**PROBLEM DETAILS**
Please put the records from the line with "- x-tick-label: 2017: [206, 160, 224, 169]" up to and including the line with "- y-tick-label: 1000: [3, 128, 21, 137]" into a numbered list, leaving out any blank lines. List no other records.
= = = = =
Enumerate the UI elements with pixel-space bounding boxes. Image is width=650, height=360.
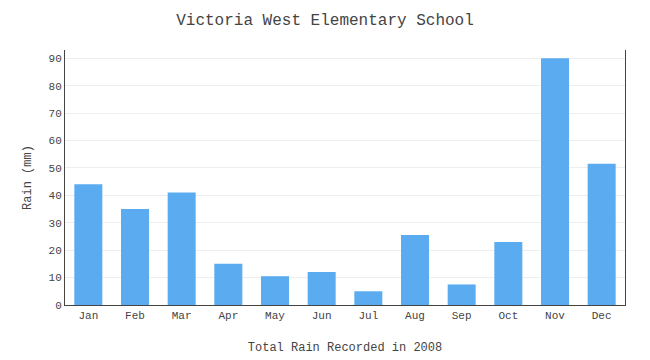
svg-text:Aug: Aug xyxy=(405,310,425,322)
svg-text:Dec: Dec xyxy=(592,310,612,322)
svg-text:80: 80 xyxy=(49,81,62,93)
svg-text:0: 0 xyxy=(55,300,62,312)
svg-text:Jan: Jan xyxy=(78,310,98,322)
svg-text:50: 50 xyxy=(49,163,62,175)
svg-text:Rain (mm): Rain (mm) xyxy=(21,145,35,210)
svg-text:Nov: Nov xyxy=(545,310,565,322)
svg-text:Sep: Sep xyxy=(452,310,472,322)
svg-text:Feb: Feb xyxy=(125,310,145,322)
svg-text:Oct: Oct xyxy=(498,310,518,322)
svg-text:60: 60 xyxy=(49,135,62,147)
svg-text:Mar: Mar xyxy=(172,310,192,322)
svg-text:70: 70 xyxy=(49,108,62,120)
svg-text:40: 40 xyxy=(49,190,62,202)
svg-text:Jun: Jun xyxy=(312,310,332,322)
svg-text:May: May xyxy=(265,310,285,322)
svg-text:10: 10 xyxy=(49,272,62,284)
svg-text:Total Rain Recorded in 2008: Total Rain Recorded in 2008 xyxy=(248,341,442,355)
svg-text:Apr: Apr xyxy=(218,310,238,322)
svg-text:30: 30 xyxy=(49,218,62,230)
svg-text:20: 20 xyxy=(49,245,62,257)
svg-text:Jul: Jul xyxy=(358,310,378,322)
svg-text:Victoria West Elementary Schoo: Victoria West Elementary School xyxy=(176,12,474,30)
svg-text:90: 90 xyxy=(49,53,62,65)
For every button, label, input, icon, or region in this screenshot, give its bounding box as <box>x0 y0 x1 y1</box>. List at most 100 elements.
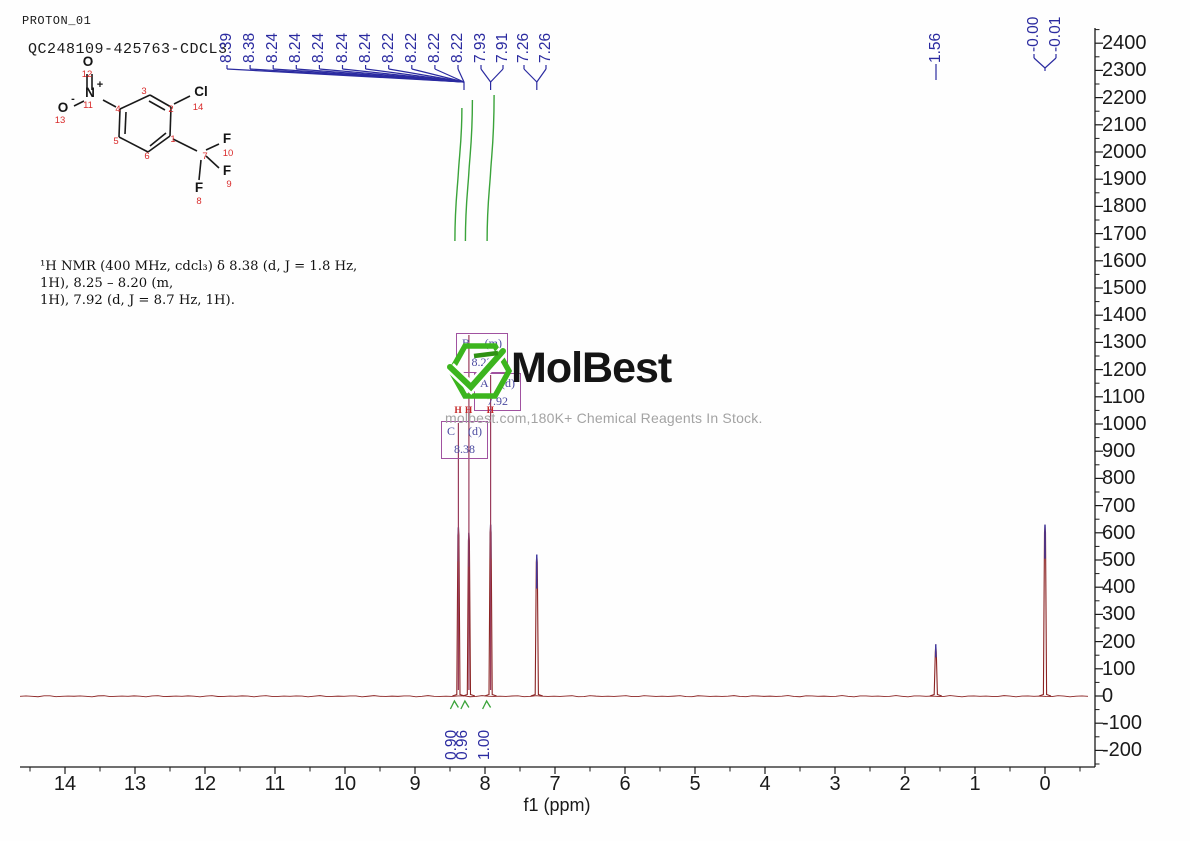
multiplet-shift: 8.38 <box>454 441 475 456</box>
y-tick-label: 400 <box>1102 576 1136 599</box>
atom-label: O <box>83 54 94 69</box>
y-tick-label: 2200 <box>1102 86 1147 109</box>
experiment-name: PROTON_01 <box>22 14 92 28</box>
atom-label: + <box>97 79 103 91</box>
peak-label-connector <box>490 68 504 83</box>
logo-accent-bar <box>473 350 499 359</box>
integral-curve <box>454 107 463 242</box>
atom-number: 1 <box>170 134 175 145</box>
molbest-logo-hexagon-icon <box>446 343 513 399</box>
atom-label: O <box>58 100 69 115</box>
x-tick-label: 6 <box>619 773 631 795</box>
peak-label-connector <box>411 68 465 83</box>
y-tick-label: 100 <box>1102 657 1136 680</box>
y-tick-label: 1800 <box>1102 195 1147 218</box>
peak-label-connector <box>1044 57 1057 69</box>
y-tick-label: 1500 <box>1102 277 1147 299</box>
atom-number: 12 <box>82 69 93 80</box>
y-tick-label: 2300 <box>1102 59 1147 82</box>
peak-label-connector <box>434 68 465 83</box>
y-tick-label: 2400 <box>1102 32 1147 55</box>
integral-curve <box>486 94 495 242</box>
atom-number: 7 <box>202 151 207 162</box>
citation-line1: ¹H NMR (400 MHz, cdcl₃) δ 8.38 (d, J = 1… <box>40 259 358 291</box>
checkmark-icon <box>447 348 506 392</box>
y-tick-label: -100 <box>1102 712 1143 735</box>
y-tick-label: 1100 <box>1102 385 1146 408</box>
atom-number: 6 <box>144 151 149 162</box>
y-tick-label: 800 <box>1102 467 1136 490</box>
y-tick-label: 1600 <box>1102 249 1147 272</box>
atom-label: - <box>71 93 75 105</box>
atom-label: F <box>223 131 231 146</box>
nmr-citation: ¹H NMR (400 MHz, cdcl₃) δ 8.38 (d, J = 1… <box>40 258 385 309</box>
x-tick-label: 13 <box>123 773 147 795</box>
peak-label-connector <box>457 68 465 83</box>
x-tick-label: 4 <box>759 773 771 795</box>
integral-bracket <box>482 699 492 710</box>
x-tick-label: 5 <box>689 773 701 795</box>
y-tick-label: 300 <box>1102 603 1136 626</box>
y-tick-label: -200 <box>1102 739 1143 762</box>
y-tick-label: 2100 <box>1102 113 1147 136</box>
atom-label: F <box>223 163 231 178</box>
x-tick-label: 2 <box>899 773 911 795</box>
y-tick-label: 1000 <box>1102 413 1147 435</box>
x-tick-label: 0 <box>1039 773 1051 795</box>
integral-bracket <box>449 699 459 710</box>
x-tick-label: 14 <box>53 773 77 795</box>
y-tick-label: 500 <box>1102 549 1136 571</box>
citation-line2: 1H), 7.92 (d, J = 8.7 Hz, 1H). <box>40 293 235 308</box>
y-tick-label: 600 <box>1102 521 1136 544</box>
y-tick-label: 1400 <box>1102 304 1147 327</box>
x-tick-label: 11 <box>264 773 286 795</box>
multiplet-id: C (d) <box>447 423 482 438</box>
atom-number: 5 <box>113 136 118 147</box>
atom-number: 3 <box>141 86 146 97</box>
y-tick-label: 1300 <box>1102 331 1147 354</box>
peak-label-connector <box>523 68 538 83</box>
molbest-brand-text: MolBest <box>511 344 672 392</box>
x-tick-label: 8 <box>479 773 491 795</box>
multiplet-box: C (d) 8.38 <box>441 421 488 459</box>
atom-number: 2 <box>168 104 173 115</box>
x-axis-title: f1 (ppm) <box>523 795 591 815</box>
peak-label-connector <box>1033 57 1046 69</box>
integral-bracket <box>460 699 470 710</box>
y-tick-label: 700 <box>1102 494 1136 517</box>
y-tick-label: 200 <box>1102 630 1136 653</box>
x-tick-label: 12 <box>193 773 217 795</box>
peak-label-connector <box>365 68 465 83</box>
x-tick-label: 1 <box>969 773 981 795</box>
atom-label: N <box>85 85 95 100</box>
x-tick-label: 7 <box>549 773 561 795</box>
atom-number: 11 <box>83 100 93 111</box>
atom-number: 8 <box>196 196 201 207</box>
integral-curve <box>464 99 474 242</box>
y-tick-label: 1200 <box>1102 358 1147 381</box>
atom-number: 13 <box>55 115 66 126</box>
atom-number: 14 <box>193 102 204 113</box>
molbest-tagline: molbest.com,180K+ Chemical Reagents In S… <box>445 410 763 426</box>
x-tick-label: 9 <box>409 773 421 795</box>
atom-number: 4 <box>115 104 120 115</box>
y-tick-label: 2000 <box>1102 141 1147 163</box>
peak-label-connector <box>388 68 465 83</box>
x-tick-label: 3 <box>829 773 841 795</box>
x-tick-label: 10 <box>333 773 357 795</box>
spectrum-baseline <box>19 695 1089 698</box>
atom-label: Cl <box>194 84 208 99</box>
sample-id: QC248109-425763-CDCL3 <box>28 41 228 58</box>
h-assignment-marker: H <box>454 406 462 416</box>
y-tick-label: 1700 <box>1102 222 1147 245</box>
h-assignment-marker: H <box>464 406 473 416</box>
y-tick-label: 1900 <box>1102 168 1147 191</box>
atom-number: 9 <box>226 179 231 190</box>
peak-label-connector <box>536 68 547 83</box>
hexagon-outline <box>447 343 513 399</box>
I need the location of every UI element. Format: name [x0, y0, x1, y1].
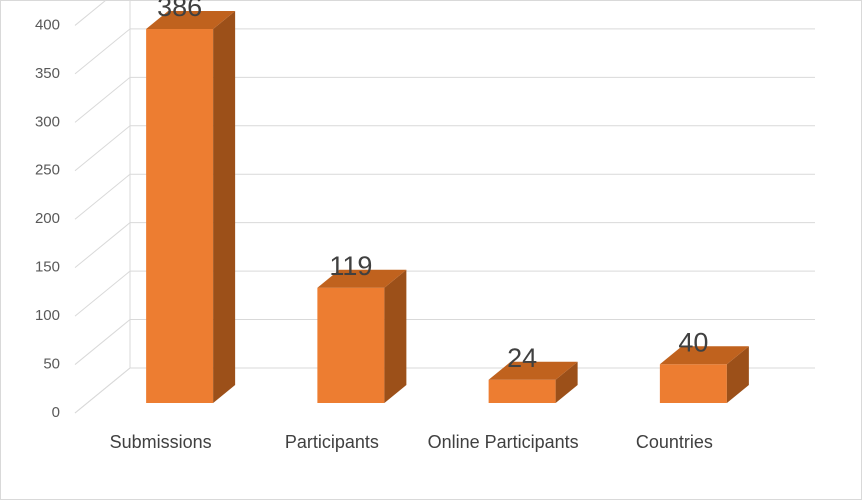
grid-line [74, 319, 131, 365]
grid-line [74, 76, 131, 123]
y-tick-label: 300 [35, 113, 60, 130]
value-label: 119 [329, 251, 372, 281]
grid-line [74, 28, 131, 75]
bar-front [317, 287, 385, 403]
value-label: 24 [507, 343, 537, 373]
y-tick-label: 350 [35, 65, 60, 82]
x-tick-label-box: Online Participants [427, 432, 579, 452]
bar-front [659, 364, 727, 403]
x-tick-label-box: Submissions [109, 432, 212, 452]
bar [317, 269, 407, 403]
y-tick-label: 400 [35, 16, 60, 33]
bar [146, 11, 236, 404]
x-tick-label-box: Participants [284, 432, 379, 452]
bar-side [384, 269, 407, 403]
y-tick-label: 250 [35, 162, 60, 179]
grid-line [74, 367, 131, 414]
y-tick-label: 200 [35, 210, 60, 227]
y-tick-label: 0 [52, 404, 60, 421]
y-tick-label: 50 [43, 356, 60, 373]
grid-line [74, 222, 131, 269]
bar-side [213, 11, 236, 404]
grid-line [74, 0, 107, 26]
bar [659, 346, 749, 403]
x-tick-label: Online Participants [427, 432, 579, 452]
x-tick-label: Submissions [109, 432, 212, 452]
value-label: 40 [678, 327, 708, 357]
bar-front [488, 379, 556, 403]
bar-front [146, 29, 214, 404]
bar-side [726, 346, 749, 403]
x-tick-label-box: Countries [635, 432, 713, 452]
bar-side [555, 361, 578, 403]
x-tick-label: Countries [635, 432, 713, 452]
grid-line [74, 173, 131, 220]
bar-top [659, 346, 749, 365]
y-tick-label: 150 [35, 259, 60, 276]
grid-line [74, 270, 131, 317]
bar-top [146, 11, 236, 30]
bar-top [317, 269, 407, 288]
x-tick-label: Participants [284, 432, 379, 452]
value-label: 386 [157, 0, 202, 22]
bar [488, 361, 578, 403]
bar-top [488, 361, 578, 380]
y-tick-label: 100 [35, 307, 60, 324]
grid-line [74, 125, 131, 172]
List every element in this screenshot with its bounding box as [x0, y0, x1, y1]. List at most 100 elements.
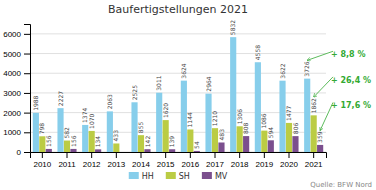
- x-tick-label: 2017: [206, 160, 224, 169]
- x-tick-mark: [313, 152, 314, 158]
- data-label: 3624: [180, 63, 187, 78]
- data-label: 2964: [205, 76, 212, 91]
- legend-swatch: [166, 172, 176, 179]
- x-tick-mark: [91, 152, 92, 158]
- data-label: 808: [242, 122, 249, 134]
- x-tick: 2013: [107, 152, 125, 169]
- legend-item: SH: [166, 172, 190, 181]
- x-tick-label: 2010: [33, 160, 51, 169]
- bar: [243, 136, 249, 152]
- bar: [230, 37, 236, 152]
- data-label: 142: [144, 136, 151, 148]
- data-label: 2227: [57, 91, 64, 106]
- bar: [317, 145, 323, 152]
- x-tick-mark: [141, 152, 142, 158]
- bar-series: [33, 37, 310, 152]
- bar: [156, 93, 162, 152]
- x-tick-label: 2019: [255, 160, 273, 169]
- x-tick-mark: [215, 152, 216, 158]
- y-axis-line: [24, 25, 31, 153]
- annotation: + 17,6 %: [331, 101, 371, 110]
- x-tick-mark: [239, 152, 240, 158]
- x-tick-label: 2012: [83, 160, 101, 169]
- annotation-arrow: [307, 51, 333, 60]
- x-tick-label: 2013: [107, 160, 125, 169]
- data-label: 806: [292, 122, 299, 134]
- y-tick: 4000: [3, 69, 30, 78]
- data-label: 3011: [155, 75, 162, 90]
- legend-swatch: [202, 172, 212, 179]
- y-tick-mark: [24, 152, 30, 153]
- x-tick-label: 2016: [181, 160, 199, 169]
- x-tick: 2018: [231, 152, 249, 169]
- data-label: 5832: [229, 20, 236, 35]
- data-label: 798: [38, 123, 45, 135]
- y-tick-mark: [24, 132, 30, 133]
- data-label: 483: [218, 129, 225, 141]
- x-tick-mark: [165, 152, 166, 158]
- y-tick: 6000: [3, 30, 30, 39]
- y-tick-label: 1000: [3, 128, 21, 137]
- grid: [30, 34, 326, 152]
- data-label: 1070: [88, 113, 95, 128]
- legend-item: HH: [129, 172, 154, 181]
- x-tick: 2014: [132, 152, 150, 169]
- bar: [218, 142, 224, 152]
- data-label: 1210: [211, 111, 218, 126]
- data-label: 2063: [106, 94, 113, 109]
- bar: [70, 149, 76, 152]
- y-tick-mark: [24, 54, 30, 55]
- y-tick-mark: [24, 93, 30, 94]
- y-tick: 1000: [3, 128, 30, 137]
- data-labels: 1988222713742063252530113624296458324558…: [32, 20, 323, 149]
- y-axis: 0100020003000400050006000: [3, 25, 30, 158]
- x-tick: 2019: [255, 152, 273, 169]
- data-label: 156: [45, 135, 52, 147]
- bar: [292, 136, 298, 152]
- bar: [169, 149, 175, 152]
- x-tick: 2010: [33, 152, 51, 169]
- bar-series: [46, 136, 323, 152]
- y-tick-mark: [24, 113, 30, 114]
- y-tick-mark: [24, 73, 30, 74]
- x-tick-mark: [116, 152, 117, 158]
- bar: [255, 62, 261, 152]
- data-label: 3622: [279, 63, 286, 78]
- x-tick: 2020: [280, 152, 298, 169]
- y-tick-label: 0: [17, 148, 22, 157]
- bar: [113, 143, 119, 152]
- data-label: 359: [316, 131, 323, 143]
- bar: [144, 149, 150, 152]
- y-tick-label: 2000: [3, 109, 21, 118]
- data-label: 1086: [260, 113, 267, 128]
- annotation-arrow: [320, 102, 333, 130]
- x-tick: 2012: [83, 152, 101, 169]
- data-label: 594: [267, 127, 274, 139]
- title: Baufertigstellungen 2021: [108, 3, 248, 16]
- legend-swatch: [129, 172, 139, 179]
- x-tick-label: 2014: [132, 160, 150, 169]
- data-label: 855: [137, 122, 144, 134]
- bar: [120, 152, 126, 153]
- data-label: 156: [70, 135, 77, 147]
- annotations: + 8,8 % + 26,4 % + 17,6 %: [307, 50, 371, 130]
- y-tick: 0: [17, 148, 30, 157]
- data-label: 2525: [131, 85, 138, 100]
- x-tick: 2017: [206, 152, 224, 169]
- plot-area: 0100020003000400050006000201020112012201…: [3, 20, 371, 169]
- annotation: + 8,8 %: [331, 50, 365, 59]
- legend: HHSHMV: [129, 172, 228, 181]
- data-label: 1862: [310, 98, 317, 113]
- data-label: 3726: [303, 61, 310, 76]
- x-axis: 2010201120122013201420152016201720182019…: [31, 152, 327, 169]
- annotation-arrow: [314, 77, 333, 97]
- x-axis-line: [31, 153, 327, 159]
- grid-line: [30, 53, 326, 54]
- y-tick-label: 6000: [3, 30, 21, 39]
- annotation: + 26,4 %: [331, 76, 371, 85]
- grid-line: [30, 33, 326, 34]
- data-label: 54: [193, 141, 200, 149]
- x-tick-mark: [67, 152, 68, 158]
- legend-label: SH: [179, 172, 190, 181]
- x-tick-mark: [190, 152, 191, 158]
= = = = =
**FULL OUTPUT**
1. - x-tick-label: 2017: [206, 160, 224, 169]
2. - x-tick-mark: [313, 152, 314, 158]
3. - data-label: 3624: [180, 63, 187, 78]
4. - data-label: 2964: [205, 76, 212, 91]
5. - legend-swatch: [166, 172, 176, 179]
6. - x-tick-mark: [91, 152, 92, 158]
7. - data-label: 808: [242, 122, 249, 134]
8. - x-tick: 2013: [107, 152, 125, 169]
9. - legend-item: SH: [166, 172, 190, 181]
10. - x-tick-label: 2010: [33, 160, 51, 169]
11. - bar: [243, 136, 249, 152]
12. - bar: [230, 37, 236, 152]
13. - data-label: 142: [144, 136, 151, 148]
14. - data-label: 2227: [57, 91, 64, 106]
15. - bar: [317, 145, 323, 152]
16. - x-tick-mark: [141, 152, 142, 158]
17. - bar-series: [33, 37, 310, 152]
18. - bar: [156, 93, 162, 152]
19. - x-tick-label: 2019: [255, 160, 273, 169]
20. - x-tick-mark: [215, 152, 216, 158]
21. - y-axis-line: [24, 25, 31, 153]
22. - annotation: + 17,6 %: [331, 101, 371, 110]
23. - x-tick-mark: [239, 152, 240, 158]
24. - x-tick-label: 2012: [83, 160, 101, 169]
25. - annotation-arrow: [307, 51, 333, 60]
26. - x-tick-label: 2013: [107, 160, 125, 169]
27. - data-label: 806: [292, 122, 299, 134]
28. - y-tick: 4000: [3, 69, 30, 78]
29. - data-label: 3011: [155, 75, 162, 90]
30. - legend-swatch: [202, 172, 212, 179]
31. - y-tick-mark: [24, 152, 30, 153]
32. - x-tick-label: 2016: [181, 160, 199, 169]
33. - x-tick: 2018: [231, 152, 249, 169]
34. - data-label: 5832: [229, 20, 236, 35]
35. - data-label: 798: [38, 123, 45, 135]
36. - y-tick-mark: [24, 132, 30, 133]
37. - data-label: 483: [218, 129, 225, 141]
38. - x-tick-mark: [165, 152, 166, 158]
39. - y-tick: 6000: [3, 30, 30, 39]
40. - y-tick-label: 1000: [3, 128, 21, 137]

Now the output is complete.